━━ RECORD EXTRACTS

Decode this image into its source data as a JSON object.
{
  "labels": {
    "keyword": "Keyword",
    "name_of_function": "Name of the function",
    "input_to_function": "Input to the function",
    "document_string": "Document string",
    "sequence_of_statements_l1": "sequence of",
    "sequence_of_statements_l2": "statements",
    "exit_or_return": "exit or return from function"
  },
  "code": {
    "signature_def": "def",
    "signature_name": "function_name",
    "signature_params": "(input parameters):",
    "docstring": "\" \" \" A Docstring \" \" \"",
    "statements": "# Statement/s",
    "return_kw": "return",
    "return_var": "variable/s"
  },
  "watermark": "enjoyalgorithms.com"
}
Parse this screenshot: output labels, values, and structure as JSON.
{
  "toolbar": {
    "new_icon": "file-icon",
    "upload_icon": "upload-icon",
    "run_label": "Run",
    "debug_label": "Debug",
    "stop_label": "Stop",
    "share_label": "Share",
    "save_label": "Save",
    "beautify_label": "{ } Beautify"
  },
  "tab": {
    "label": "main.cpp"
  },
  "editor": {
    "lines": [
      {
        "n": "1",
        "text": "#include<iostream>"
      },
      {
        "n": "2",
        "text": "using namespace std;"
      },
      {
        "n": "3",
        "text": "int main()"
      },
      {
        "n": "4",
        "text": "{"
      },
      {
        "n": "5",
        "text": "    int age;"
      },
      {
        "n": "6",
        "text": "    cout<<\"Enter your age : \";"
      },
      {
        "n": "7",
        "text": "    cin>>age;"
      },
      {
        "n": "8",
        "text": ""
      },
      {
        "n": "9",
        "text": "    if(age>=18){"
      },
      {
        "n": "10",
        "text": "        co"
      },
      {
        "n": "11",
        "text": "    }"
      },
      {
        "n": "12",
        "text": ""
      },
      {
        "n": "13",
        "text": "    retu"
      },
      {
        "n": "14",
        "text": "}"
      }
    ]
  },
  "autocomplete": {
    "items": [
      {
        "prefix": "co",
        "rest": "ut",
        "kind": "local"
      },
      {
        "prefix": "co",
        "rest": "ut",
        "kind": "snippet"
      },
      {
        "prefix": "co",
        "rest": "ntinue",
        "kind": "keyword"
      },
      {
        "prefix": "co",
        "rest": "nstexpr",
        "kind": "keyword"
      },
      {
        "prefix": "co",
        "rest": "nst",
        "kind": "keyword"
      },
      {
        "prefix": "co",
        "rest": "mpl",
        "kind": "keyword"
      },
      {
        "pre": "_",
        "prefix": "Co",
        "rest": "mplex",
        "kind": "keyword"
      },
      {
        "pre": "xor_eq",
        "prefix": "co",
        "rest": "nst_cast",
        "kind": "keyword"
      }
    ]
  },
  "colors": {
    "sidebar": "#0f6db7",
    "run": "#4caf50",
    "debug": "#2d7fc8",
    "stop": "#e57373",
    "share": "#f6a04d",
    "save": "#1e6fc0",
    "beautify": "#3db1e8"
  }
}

━━━━

• WHAT IS BEING ASKED:
Every record above must be duplicated exactly.

• ANSWER IN FULL:
Decode this image into its source data as a JSON object.
{
  "labels": {
    "keyword": "Keyword",
    "name_of_function": "Name of the function",
    "input_to_function": "Input to the function",
    "document_string": "Document string",
    "sequence_of_statements_l1": "sequence of",
    "sequence_of_statements_l2": "statements",
    "exit_or_return": "exit or return from function"
  },
  "code": {
    "signature_def": "def",
    "signature_name": "function_name",
    "signature_params": "(input parameters):",
    "docstring": "\" \" \" A Docstring \" \" \"",
    "statements": "# Statement/s",
    "return_kw": "return",
    "return_var": "variable/s"
  },
  "watermark": "enjoyalgorithms.com"
}
Parse this screenshot: output labels, values, and structure as JSON.
{
  "toolbar": {
    "new_icon": "file-icon",
    "upload_icon": "upload-icon",
    "run_label": "Run",
    "debug_label": "Debug",
    "stop_label": "Stop",
    "share_label": "Share",
    "save_label": "Save",
    "beautify_label": "{ } Beautify"
  },
  "tab": {
    "label": "main.cpp"
  },
  "editor": {
    "lines": [
      {
        "n": "1",
        "text": "#include<iostream>"
      },
      {
        "n": "2",
        "text": "using namespace std;"
      },
      {
        "n": "3",
        "text": "int main()"
      },
      {
        "n": "4",
        "text": "{"
      },
      {
        "n": "5",
        "text": "    int age;"
      },
      {
        "n": "6",
        "text": "    cout<<\"Enter your age : \";"
      },
      {
        "n": "7",
        "text": "    cin>>age;"
      },
      {
        "n": "8",
        "text": ""
      },
      {
        "n": "9",
        "text": "    if(age>=18){"
      },
      {
        "n": "10",
        "text": "        co"
      },
      {
        "n": "11",
        "text": "    }"
      },
      {
        "n": "12",
        "text": ""
      },
      {
        "n": "13",
        "text": "    retu"
      },
      {
        "n": "14",
        "text": "}"
      }
    ]
  },
  "autocomplete": {
    "items": [
      {
        "prefix": "co",
        "rest": "ut",
        "kind": "local"
      },
      {
        "prefix": "co",
        "rest": "ut",
        "kind": "snippet"
      },
      {
        "prefix": "co",
        "rest": "ntinue",
        "kind": "keyword"
      },
      {
        "prefix": "co",
        "rest": "nstexpr",
        "kind": "keyword"
      },
      {
        "prefix": "co",
        "rest": "nst",
        "kind": "keyword"
      },
      {
        "prefix": "co",
        "rest": "mpl",
        "kind": "keyword"
      },
      {
        "pre": "_",
        "prefix": "Co",
        "rest": "mplex",
        "kind": "keyword"
      },
      {
        "pre": "xor_eq",
        "prefix": "co",
        "rest": "nst_cast",
        "kind": "keyword"
      }
    ]
  },
  "colors": {
    "sidebar": "#0f6db7",
    "run": "#4caf50",
    "debug": "#2d7fc8",
    "stop": "#e57373",
    "share": "#f6a04d",
    "save": "#1e6fc0",
    "beautify": "#3db1e8"
  }
}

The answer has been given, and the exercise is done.